____ DATA PROVIDED

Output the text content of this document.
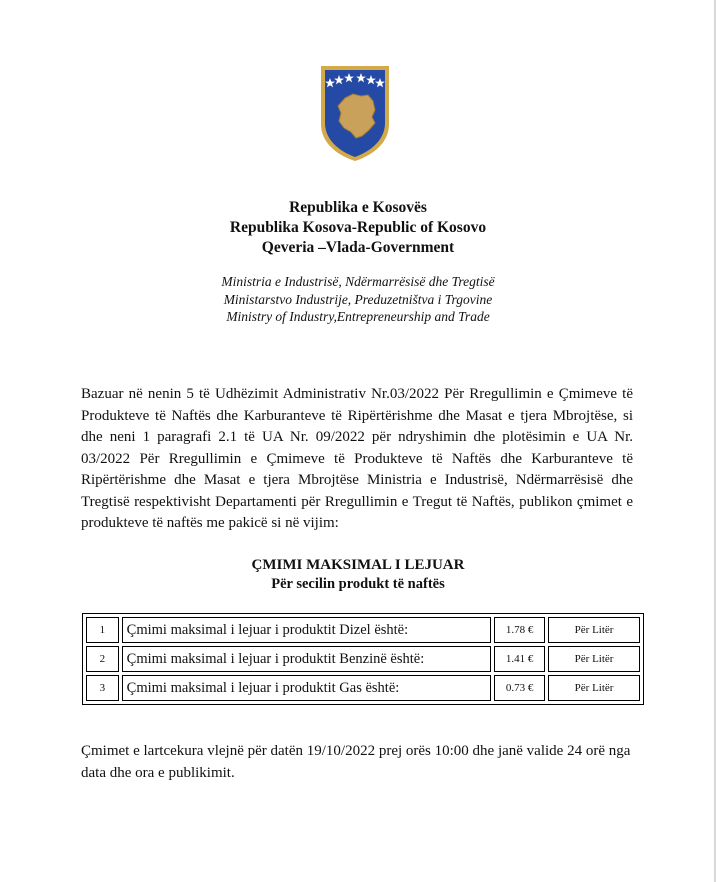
Republika e Kosovës
Republika Kosova-Republic of Kosovo
Qeveria –Vlada-Government
Ministria e Industrisë, Ndërmarrësisë dhe Tregtisë
Ministarstvo Industrije, Preduzetništva i Trgovine
Ministry of Industry,Entrepreneurship and Trade
Bazuar në nenin 5 të Udhëzimit Administrativ Nr.03/2022 Për Rregullimin e Çmimeve të Produkteve të Naftës dhe Karburanteve të Ripërtërishme dhe Masat e tjera Mbrojtëse, si dhe neni 1 paragrafi 2.1 të UA Nr. 09/2022 për ndryshimin dhe plotësimin e UA Nr. 03/2022 Për Rregullimin e Çmimeve të Produkteve të Naftës dhe Karburanteve të Ripërtërishme dhe Masat e tjera Mbrojtëse Ministria e Industrisë, Ndërmarrësisë dhe Tregtisë respektivisht Departamenti për Rregullimin e Tregut të Naftës, publikon çmimet e produkteve të naftës me pakicë si në vijim:
ÇMIMI MAKSIMAL I LEJUAR
Për secilin produkt të naftës
1	Çmimi maksimal i lejuar i produktit Dizel është:	1.78 €	Për Litër
2	Çmimi maksimal i lejuar i produktit Benzinë është:	1.41 €	Për Litër
3	Çmimi maksimal i lejuar i produktit Gas është:	0.73 €	Për Litër
Çmimet e lartcekura vlejnë për datën 19/10/2022 prej orës 10:00 dhe janë valide 24 orë nga data dhe ora e publikimit.
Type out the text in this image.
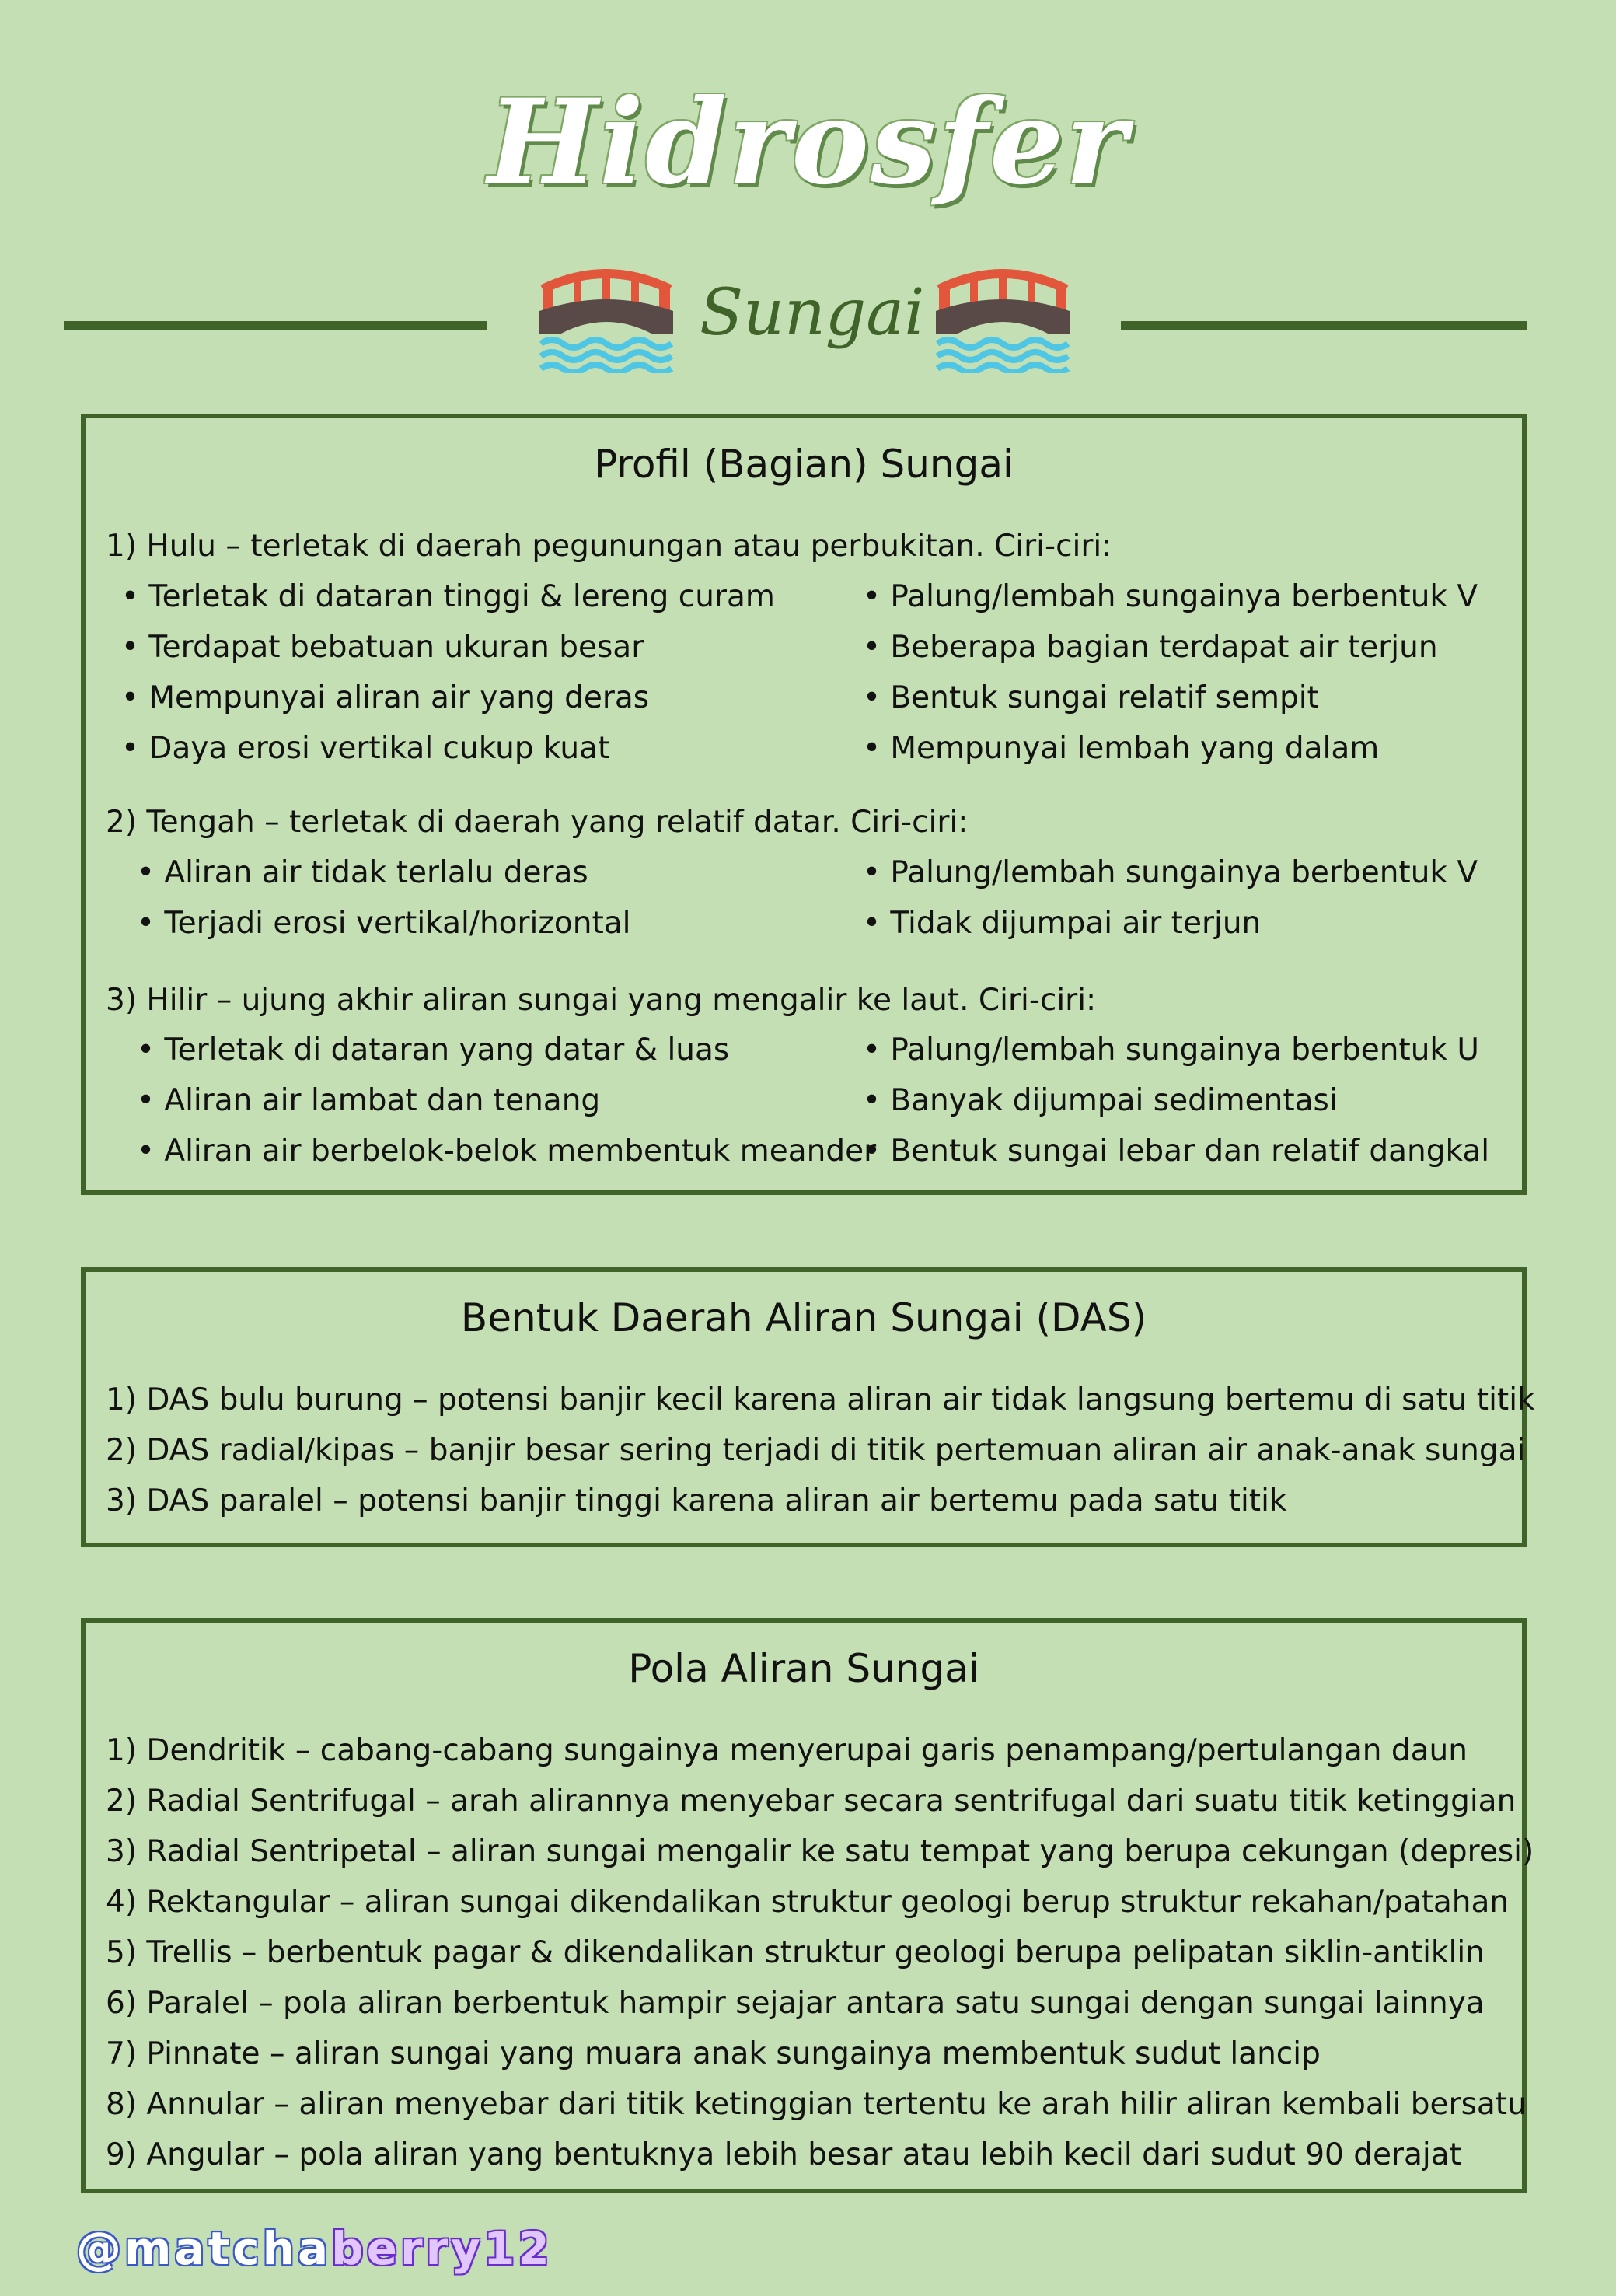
Hidrosfer
Sungai
Profil (Bagian) Sungai
1) Hulu – terletak di daerah pegunungan atau perbukitan. Ciri-ciri:
• Terletak di dataran tinggi & lereng curam
• Terdapat bebatuan ukuran besar
• Mempunyai aliran air yang deras
• Daya erosi vertikal cukup kuat
• Palung/lembah sungainya berbentuk V
• Beberapa bagian terdapat air terjun
• Bentuk sungai relatif sempit
• Mempunyai lembah yang dalam
2) Tengah – terletak di daerah yang relatif datar. Ciri-ciri:
• Aliran air tidak terlalu deras
• Terjadi erosi vertikal/horizontal
• Palung/lembah sungainya berbentuk V
• Tidak dijumpai air terjun
3) Hilir – ujung akhir aliran sungai yang mengalir ke laut. Ciri-ciri:
• Terletak di dataran yang datar & luas
• Aliran air lambat dan tenang
• Aliran air berbelok-belok membentuk meander
• Palung/lembah sungainya berbentuk U
• Banyak dijumpai sedimentasi
• Bentuk sungai lebar dan relatif dangkal
Bentuk Daerah Aliran Sungai (DAS)
1) DAS bulu burung – potensi banjir kecil karena aliran air tidak langsung bertemu di satu titik
2) DAS radial/kipas – banjir besar sering terjadi di titik pertemuan aliran air anak-anak sungai
3) DAS paralel – potensi banjir tinggi karena aliran air bertemu pada satu titik
Pola Aliran Sungai
1) Dendritik – cabang-cabang sungainya menyerupai garis penampang/pertulangan daun
2) Radial Sentrifugal – arah alirannya menyebar secara sentrifugal dari suatu titik ketinggian
3) Radial Sentripetal – aliran sungai mengalir ke satu tempat yang berupa cekungan (depresi)
4) Rektangular – aliran sungai dikendalikan struktur geologi berup struktur rekahan/patahan
5) Trellis – berbentuk pagar & dikendalikan struktur geologi berupa pelipatan siklin-antiklin
6) Paralel – pola aliran berbentuk hampir sejajar antara satu sungai dengan sungai lainnya
7) Pinnate – aliran sungai yang muara anak sungainya membentuk sudut lancip
8) Annular – aliran menyebar dari titik ketinggian tertentu ke arah hilir aliran kembali bersatu
9) Angular – pola aliran yang bentuknya lebih besar atau lebih kecil dari sudut 90 derajat
@matchaberry12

________

▶ [WRITTEN TASK]: Select every line in the material above where the string "banjir" occurs, and copy it.

▶ [RESPONSE BELOW]:
1) DAS bulu burung – potensi banjir kecil karena aliran air tidak langsung bertemu di satu titik
2) DAS radial/kipas – banjir besar sering terjadi di titik pertemuan aliran air anak-anak sungai
3) DAS paralel – potensi banjir tinggi karena aliran air bertemu pada satu titik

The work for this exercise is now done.